# [Set task]
Copy out the stretch of rows from the line containing "x-tick-label: 1890 [702,162,734,178]" through the line containing "chart-title: Electricity [474,562,550,578]", reproducing each line word for word.
########
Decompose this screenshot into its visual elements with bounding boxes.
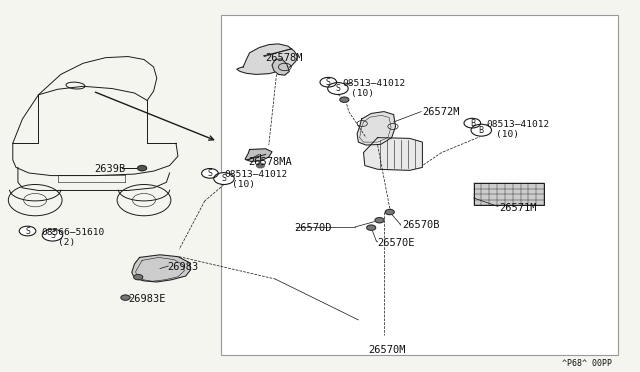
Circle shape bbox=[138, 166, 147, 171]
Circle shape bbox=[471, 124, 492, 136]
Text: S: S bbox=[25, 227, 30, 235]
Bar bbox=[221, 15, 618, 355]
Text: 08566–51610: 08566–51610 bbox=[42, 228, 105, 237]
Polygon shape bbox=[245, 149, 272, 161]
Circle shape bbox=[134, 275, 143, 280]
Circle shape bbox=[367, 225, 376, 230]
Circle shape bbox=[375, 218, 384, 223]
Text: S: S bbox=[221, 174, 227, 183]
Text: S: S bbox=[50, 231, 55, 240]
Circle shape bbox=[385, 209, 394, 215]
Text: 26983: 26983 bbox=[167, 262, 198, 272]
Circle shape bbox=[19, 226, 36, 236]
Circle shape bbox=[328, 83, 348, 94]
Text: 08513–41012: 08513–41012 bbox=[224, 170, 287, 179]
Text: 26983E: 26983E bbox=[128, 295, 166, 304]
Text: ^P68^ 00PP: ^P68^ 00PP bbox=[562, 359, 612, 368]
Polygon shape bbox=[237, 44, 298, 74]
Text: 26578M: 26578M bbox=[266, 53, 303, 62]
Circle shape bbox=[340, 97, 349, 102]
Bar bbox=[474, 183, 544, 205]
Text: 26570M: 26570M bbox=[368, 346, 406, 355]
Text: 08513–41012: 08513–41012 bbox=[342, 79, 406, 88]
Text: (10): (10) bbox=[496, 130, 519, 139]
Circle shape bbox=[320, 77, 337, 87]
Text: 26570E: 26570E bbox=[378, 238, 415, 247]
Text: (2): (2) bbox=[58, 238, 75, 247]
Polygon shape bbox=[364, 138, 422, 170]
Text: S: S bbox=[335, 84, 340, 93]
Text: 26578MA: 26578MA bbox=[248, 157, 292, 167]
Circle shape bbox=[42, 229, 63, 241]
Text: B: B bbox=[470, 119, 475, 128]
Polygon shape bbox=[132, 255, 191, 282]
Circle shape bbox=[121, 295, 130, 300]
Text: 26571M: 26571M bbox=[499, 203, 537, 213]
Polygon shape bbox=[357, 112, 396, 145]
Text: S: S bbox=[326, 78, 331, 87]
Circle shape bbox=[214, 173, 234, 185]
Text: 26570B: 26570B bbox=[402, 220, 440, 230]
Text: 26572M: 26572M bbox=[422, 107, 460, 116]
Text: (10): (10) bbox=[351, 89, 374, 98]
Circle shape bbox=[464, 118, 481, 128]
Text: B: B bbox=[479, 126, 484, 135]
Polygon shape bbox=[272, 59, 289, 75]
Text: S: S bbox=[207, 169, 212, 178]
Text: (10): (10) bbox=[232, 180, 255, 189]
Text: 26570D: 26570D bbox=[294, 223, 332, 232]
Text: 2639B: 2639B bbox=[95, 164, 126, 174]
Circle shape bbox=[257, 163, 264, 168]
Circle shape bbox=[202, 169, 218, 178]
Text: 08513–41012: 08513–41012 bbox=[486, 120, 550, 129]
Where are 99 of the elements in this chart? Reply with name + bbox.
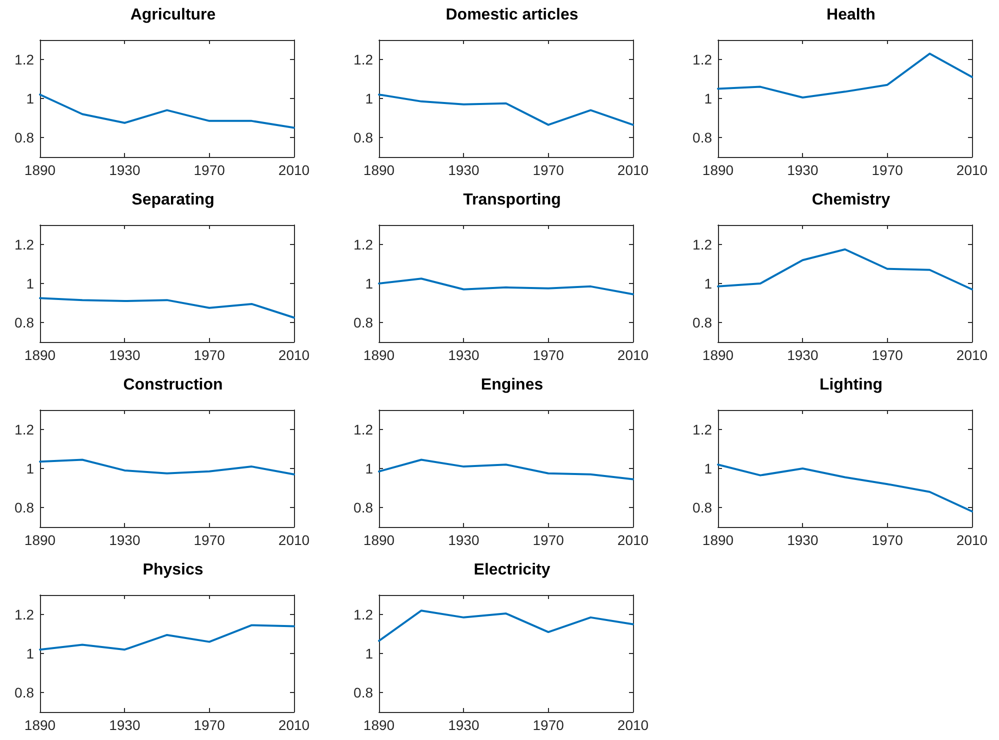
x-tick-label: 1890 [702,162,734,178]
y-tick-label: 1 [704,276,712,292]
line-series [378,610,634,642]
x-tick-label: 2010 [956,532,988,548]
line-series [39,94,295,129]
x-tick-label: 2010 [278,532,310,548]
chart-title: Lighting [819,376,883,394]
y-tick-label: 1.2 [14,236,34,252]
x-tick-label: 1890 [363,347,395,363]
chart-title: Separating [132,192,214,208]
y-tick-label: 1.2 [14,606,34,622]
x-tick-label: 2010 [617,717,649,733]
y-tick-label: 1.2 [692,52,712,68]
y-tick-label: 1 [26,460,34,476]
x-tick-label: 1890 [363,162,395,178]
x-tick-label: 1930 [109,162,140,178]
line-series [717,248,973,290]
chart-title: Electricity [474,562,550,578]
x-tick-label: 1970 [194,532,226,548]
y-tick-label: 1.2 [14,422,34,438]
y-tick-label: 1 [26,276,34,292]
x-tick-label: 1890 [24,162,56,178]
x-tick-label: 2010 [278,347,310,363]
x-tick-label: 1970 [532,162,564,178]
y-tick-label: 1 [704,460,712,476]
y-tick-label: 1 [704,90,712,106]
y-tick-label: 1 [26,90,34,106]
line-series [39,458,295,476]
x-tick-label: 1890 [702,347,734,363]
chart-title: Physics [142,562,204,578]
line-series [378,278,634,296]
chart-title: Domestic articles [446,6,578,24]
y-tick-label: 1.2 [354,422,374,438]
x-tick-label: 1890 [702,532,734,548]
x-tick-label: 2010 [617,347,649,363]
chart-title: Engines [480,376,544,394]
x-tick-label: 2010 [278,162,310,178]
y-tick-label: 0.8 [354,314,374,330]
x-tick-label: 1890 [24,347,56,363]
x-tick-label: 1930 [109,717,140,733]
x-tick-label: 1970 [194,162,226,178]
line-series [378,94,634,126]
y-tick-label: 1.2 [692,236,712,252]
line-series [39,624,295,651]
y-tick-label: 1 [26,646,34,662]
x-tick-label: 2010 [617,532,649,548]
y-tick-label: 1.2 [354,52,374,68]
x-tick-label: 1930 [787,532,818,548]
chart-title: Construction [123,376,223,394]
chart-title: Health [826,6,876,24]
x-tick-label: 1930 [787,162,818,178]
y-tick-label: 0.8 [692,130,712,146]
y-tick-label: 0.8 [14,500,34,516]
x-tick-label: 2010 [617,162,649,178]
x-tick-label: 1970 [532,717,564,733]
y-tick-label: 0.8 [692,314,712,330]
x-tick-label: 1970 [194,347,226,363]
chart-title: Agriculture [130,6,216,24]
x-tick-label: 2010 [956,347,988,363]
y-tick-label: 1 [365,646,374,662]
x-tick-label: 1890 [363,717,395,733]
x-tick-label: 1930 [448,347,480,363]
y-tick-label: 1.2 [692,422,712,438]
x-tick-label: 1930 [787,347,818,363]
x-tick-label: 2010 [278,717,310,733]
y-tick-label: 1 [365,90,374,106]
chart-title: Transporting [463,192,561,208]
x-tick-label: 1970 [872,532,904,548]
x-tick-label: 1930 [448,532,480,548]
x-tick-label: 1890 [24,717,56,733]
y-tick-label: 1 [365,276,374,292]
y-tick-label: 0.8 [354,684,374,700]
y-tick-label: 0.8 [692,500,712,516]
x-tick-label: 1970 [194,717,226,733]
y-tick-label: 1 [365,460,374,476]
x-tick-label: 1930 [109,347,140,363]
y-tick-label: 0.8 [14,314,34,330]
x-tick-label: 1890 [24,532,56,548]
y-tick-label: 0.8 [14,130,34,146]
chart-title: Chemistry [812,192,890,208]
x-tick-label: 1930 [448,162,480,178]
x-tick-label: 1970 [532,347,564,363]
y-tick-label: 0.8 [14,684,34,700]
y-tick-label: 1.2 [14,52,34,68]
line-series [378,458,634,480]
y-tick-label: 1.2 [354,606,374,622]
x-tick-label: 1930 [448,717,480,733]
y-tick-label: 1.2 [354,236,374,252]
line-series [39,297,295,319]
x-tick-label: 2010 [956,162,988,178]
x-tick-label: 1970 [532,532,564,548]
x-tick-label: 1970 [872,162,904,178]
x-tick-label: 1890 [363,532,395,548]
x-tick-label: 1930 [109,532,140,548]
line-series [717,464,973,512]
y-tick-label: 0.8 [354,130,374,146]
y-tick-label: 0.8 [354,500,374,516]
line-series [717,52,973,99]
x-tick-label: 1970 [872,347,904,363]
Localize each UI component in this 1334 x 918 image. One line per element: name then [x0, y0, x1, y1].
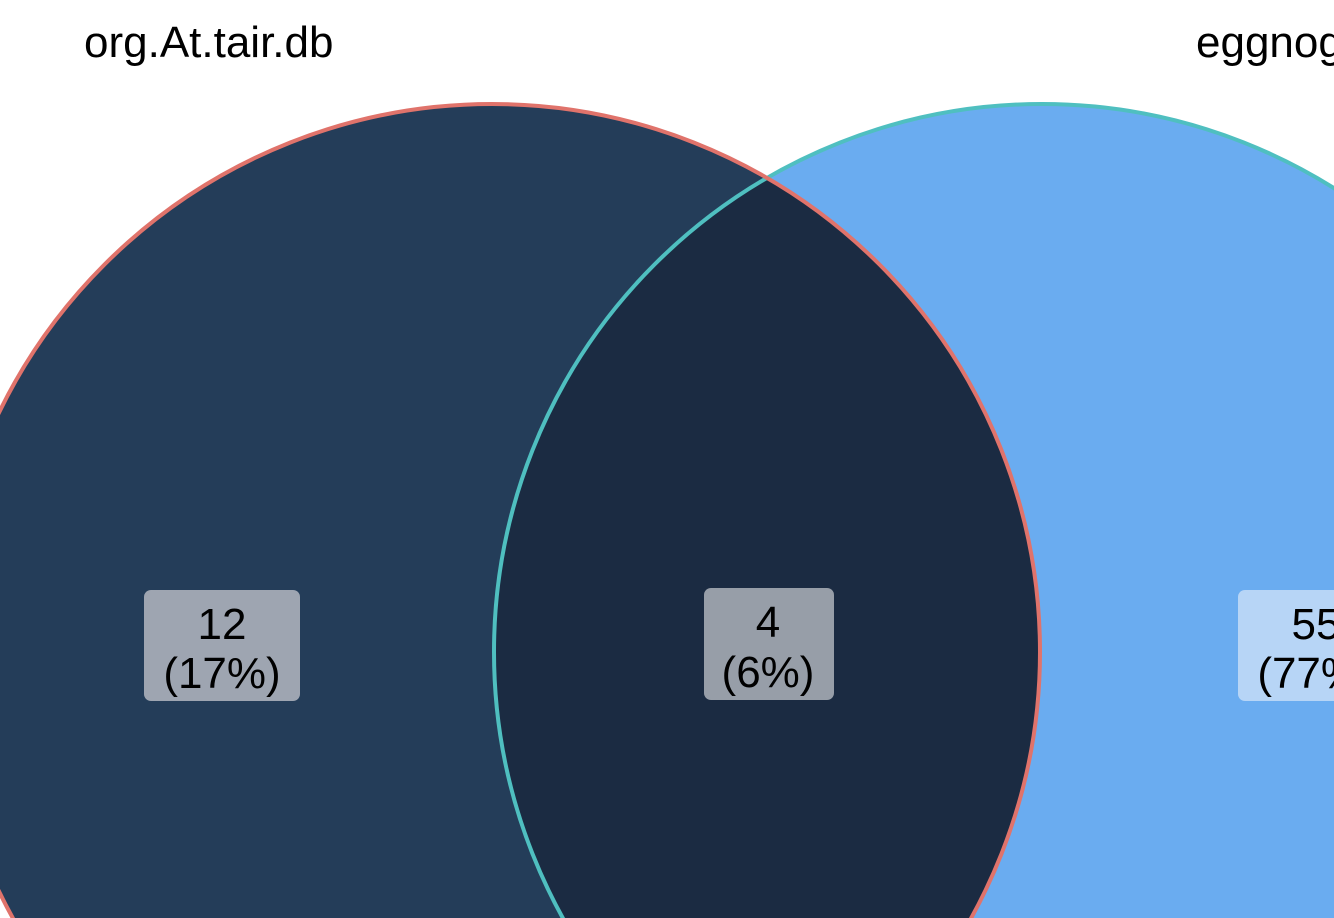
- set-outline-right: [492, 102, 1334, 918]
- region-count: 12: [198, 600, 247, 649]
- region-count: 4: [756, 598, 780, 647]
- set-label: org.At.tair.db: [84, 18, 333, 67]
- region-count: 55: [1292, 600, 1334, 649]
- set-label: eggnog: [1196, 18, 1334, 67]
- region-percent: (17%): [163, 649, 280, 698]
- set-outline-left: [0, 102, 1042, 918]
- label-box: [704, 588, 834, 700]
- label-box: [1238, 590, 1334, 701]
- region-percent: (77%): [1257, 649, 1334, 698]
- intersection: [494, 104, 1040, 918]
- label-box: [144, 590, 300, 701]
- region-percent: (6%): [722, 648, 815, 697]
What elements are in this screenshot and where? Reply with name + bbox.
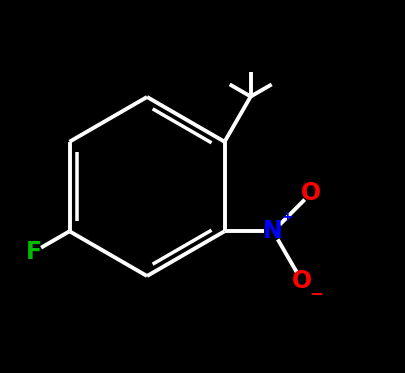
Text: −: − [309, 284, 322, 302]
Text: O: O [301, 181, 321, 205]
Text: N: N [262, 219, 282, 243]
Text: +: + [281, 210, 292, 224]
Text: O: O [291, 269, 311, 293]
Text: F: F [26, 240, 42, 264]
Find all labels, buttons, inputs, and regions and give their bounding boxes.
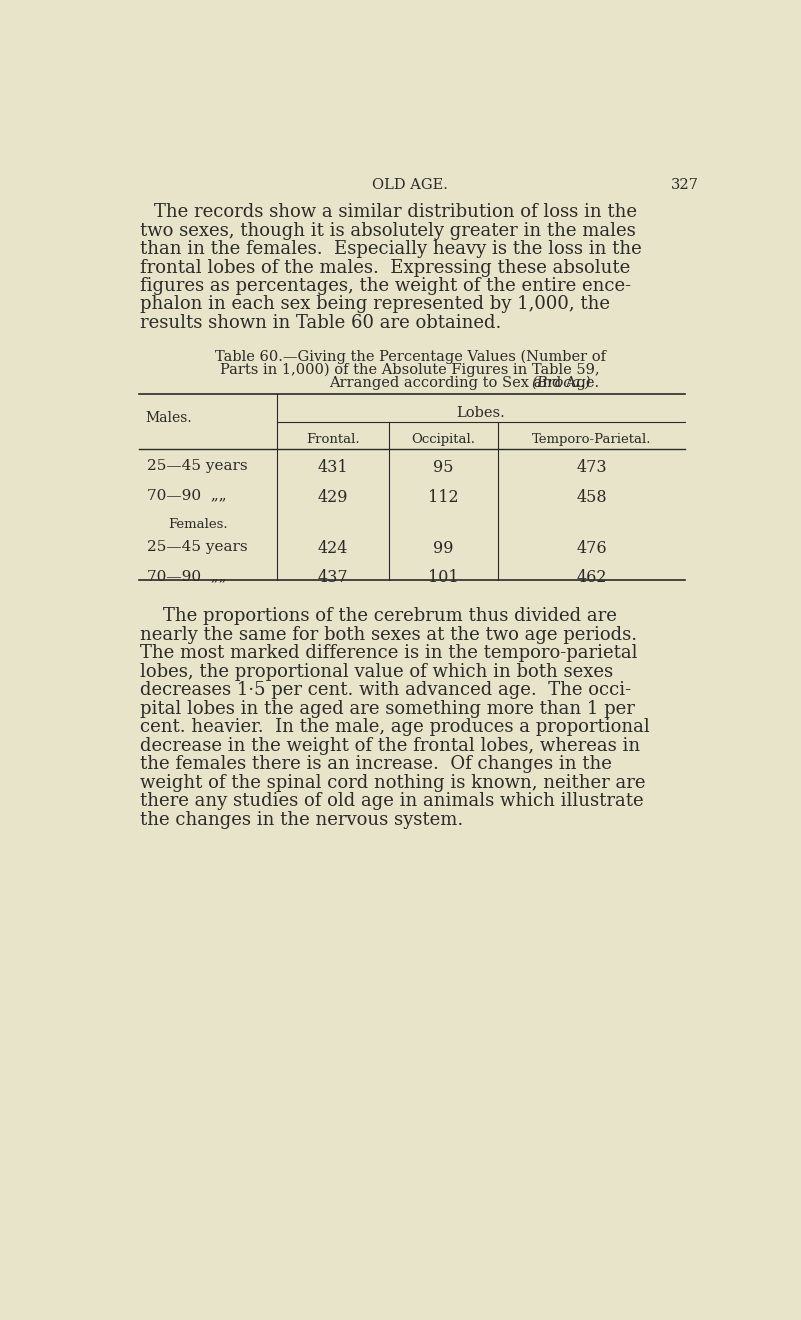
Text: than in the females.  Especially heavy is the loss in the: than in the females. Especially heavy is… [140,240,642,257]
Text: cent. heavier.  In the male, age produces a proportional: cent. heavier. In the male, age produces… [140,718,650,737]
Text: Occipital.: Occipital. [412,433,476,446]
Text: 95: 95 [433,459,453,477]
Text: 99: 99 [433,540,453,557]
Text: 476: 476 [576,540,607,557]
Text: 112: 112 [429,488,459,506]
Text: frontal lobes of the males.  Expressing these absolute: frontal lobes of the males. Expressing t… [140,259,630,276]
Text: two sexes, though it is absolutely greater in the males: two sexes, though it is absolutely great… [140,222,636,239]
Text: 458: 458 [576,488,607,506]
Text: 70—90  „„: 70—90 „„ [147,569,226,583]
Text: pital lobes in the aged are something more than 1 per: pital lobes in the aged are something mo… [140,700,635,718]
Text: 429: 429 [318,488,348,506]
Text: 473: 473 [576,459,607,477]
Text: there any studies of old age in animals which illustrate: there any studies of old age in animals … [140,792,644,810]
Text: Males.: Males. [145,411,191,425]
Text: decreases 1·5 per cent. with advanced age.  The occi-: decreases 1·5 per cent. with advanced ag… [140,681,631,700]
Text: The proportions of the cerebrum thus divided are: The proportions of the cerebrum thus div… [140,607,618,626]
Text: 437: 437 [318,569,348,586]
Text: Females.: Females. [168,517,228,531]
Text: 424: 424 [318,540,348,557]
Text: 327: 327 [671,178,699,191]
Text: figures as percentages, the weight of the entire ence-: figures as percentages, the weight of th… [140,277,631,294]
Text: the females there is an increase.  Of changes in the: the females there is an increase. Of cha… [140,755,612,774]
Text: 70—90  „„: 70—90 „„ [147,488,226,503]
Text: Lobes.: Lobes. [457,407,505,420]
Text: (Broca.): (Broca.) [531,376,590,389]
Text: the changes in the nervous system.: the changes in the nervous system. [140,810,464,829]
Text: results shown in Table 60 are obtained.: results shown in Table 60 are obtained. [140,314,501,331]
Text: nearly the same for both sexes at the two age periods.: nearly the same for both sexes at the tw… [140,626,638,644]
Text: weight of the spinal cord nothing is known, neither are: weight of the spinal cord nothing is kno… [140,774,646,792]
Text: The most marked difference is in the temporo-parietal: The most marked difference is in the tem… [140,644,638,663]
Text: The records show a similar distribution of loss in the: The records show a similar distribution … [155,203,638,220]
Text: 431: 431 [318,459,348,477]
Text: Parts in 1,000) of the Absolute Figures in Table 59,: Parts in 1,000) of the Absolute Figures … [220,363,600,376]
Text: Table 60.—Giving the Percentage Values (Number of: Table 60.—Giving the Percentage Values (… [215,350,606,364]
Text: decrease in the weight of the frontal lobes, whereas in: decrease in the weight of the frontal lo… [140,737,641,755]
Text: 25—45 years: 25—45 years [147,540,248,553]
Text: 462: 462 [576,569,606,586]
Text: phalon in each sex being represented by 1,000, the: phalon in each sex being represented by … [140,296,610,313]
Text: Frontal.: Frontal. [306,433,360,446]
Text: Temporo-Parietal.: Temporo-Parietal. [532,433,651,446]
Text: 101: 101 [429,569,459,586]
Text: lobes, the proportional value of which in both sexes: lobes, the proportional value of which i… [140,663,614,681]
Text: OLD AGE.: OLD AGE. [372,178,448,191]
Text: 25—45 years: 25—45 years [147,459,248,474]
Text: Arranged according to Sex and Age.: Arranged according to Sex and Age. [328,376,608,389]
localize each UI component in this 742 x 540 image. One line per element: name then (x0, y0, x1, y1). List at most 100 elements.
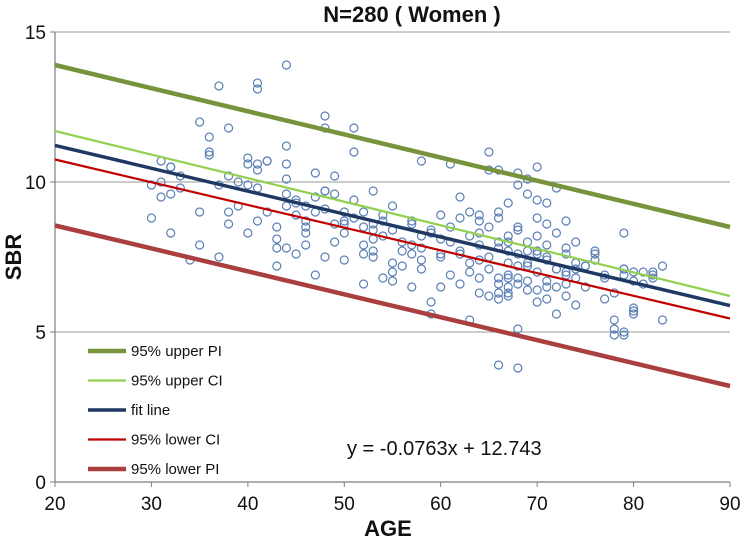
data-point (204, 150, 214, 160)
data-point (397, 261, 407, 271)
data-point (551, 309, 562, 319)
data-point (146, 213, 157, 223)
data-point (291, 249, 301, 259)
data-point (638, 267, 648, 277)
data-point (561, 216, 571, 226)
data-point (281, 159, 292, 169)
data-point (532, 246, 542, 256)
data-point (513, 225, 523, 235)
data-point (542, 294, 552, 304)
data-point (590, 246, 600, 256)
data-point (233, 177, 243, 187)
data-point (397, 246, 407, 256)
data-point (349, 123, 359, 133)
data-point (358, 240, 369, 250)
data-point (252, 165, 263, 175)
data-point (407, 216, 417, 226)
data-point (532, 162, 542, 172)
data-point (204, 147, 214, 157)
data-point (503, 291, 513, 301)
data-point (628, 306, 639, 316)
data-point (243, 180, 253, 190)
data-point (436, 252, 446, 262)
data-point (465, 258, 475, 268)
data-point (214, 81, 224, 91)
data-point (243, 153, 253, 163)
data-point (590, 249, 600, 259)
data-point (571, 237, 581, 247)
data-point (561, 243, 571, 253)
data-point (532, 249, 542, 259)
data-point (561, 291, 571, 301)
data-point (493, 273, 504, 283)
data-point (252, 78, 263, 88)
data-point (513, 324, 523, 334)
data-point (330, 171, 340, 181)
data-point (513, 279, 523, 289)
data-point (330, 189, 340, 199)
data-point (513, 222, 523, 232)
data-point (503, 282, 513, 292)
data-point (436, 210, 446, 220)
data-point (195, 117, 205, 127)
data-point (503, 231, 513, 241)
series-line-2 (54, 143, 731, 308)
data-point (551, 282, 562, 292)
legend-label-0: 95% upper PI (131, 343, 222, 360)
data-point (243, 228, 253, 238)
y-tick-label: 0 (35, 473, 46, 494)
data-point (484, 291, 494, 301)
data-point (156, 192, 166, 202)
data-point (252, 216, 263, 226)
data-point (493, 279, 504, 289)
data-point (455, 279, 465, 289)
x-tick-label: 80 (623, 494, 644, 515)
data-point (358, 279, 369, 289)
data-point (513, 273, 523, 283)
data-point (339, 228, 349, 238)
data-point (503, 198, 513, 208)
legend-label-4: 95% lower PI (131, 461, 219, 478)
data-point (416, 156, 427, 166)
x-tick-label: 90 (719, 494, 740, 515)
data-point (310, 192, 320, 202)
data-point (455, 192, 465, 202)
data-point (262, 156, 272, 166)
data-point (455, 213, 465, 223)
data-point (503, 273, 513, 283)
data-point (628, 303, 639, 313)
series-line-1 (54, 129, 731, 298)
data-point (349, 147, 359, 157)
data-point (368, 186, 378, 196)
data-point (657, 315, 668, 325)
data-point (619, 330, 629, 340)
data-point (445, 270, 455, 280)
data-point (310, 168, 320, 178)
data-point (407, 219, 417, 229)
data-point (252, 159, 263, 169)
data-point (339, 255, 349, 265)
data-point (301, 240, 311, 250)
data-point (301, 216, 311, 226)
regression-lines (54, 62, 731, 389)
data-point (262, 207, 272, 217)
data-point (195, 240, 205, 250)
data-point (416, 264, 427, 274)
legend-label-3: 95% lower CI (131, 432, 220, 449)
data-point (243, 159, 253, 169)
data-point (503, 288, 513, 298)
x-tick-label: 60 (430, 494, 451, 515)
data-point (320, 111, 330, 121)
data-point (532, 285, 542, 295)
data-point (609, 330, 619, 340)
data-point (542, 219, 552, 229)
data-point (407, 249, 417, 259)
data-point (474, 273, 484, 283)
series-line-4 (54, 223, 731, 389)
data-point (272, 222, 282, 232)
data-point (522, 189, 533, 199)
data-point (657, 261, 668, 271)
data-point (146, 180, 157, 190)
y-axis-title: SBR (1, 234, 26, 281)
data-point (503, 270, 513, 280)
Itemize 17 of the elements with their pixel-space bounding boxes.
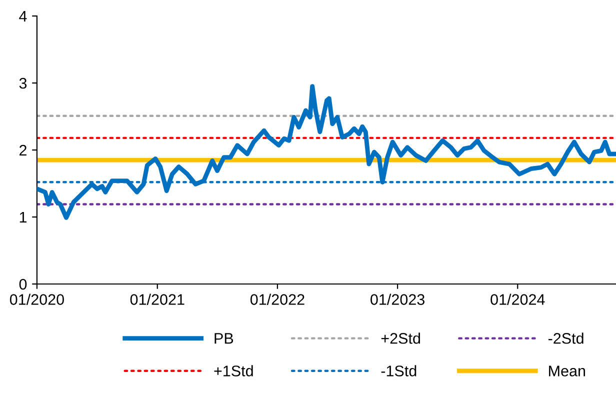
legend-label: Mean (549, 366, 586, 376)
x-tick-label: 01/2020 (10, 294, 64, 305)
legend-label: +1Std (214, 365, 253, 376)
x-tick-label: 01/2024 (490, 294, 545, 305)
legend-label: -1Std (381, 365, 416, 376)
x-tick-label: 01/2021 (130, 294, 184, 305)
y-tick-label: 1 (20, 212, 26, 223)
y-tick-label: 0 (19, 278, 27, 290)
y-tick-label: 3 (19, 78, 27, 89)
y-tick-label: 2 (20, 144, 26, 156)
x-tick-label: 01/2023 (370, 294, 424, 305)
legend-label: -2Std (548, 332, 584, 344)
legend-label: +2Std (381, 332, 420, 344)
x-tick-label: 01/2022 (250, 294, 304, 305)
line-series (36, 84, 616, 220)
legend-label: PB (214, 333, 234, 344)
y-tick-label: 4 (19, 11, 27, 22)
########
# [Expected answer]
x-tick-label: 1890 [702,162,734,178]
y-tick-label: 1 [704,276,712,292]
line-series [378,610,634,642]
x-tick-label: 2010 [956,532,988,548]
line-series [39,94,295,129]
x-tick-label: 2010 [278,532,310,548]
chart-title: Lighting [819,376,883,394]
y-tick-label: 1.2 [14,236,34,252]
x-tick-label: 1890 [363,347,395,363]
chart-title: Separating [132,192,214,208]
y-tick-label: 1.2 [14,606,34,622]
x-tick-label: 2010 [617,717,649,733]
y-tick-label: 1.2 [692,52,712,68]
y-tick-label: 1 [26,460,34,476]
x-tick-label: 1890 [363,162,395,178]
x-tick-label: 1930 [109,162,140,178]
line-series [717,248,973,290]
chart-title: Electricity [474,562,550,578]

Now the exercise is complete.